[start Data rows]

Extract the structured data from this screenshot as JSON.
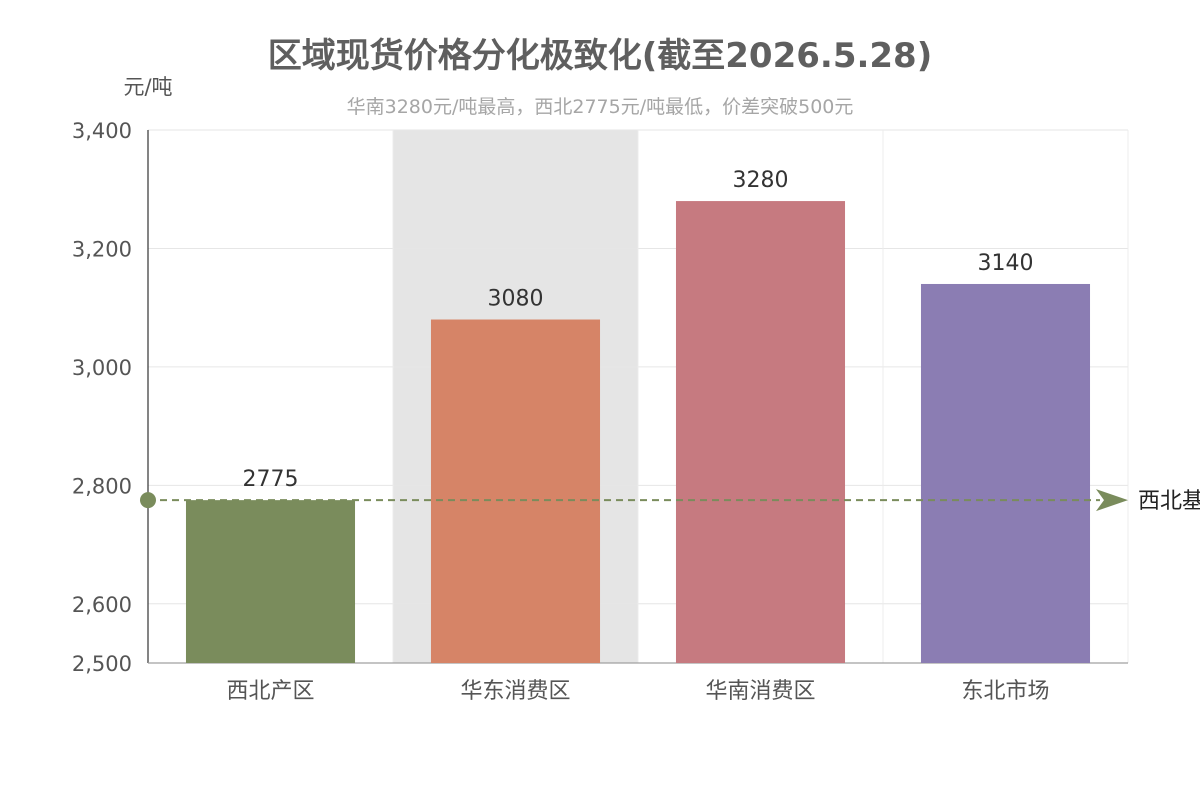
{
  "chart_data": {
    "type": "bar",
    "title": "区域现货价格分化极致化(截至2026.5.28)",
    "subtitle": "华南3280元/吨最高，西北2775元/吨最低，价差突破500元",
    "ylabel": "元/吨",
    "xlabel": "",
    "categories": [
      "西北产区",
      "华东消费区",
      "华南消费区",
      "东北市场"
    ],
    "values": [
      2775,
      3080,
      3280,
      3140
    ],
    "value_labels": [
      "2775",
      "3080",
      "3280",
      "3140"
    ],
    "colors": [
      "#7a8c5c",
      "#d68467",
      "#c67a80",
      "#8b7db3"
    ],
    "ylim": [
      2500,
      3400
    ],
    "y_ticks": [
      2500,
      2600,
      2800,
      3000,
      3200,
      3400
    ],
    "y_tick_labels": [
      "2,500",
      "2,600",
      "2,800",
      "3,000",
      "3,200",
      "3,400"
    ],
    "highlight_category": "华东消费区",
    "grid": true,
    "reference_line": {
      "value": 2775,
      "label": "西北基",
      "color": "#7a8c5c",
      "style": "dashed"
    }
  }
}
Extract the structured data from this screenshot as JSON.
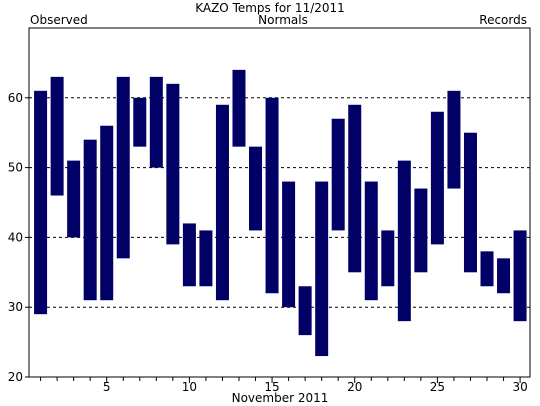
{
  "chart_data": {
    "type": "bar",
    "subtype": "floating-range",
    "title": "KAZO Temps for  11/2011",
    "legend": [
      {
        "label": "Observed",
        "color": "#000066",
        "position": "top-left"
      },
      {
        "label": "Normals",
        "color": "#006600",
        "position": "top-center"
      },
      {
        "label": "Records",
        "color": "#b39ddb",
        "position": "top-right"
      }
    ],
    "xlabel": "November 2011",
    "ylabel": "",
    "xlim": [
      0.3,
      30.6
    ],
    "ylim": [
      20,
      70
    ],
    "x_ticks": [
      5,
      10,
      15,
      20,
      25,
      30
    ],
    "y_ticks": [
      20,
      30,
      40,
      50,
      60
    ],
    "grid": {
      "y": "dashed",
      "y_at": [
        30,
        40,
        50,
        60
      ]
    },
    "bar_color": "#000066",
    "days": [
      1,
      2,
      3,
      4,
      5,
      6,
      7,
      8,
      9,
      10,
      11,
      12,
      13,
      14,
      15,
      16,
      17,
      18,
      19,
      20,
      21,
      22,
      23,
      24,
      25,
      26,
      27,
      28,
      29,
      30
    ],
    "high": [
      61,
      63,
      51,
      54,
      56,
      63,
      60,
      63,
      62,
      42,
      41,
      59,
      64,
      53,
      60,
      48,
      33,
      48,
      57,
      59,
      48,
      41,
      51,
      47,
      58,
      61,
      55,
      38,
      37,
      41
    ],
    "low": [
      29,
      46,
      40,
      31,
      31,
      37,
      53,
      50,
      39,
      33,
      33,
      31,
      53,
      41,
      32,
      30,
      26,
      23,
      41,
      35,
      31,
      33,
      28,
      35,
      39,
      47,
      35,
      33,
      32,
      28
    ]
  }
}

[end Data rows]

▶ [Challenge] A faithful copy of the records above is needed, with the pictures left out.

▶ [Expected answer]
Extract the structured data from this screenshot as JSON.
{
  "chart_data": {
    "type": "bar",
    "title": "区域现货价格分化极致化(截至2026.5.28)",
    "subtitle": "华南3280元/吨最高，西北2775元/吨最低，价差突破500元",
    "ylabel": "元/吨",
    "xlabel": "",
    "categories": [
      "西北产区",
      "华东消费区",
      "华南消费区",
      "东北市场"
    ],
    "values": [
      2775,
      3080,
      3280,
      3140
    ],
    "value_labels": [
      "2775",
      "3080",
      "3280",
      "3140"
    ],
    "colors": [
      "#7a8c5c",
      "#d68467",
      "#c67a80",
      "#8b7db3"
    ],
    "ylim": [
      2500,
      3400
    ],
    "y_ticks": [
      2500,
      2600,
      2800,
      3000,
      3200,
      3400
    ],
    "y_tick_labels": [
      "2,500",
      "2,600",
      "2,800",
      "3,000",
      "3,200",
      "3,400"
    ],
    "highlight_category": "华东消费区",
    "grid": true,
    "reference_line": {
      "value": 2775,
      "label": "西北基",
      "color": "#7a8c5c",
      "style": "dashed"
    }
  }
}
Extract the structured data from this screenshot as JSON.
{
  "chart_data": {
    "type": "bar",
    "subtype": "floating-range",
    "title": "KAZO Temps for  11/2011",
    "legend": [
      {
        "label": "Observed",
        "color": "#000066",
        "position": "top-left"
      },
      {
        "label": "Normals",
        "color": "#006600",
        "position": "top-center"
      },
      {
        "label": "Records",
        "color": "#b39ddb",
        "position": "top-right"
      }
    ],
    "xlabel": "November 2011",
    "ylabel": "",
    "xlim": [
      0.3,
      30.6
    ],
    "ylim": [
      20,
      70
    ],
    "x_ticks": [
      5,
      10,
      15,
      20,
      25,
      30
    ],
    "y_ticks": [
      20,
      30,
      40,
      50,
      60
    ],
    "grid": {
      "y": "dashed",
      "y_at": [
        30,
        40,
        50,
        60
      ]
    },
    "bar_color": "#000066",
    "days": [
      1,
      2,
      3,
      4,
      5,
      6,
      7,
      8,
      9,
      10,
      11,
      12,
      13,
      14,
      15,
      16,
      17,
      18,
      19,
      20,
      21,
      22,
      23,
      24,
      25,
      26,
      27,
      28,
      29,
      30
    ],
    "high": [
      61,
      63,
      51,
      54,
      56,
      63,
      60,
      63,
      62,
      42,
      41,
      59,
      64,
      53,
      60,
      48,
      33,
      48,
      57,
      59,
      48,
      41,
      51,
      47,
      58,
      61,
      55,
      38,
      37,
      41
    ],
    "low": [
      29,
      46,
      40,
      31,
      31,
      37,
      53,
      50,
      39,
      33,
      33,
      31,
      53,
      41,
      32,
      30,
      26,
      23,
      41,
      35,
      31,
      33,
      28,
      35,
      39,
      47,
      35,
      33,
      32,
      28
    ]
  }
}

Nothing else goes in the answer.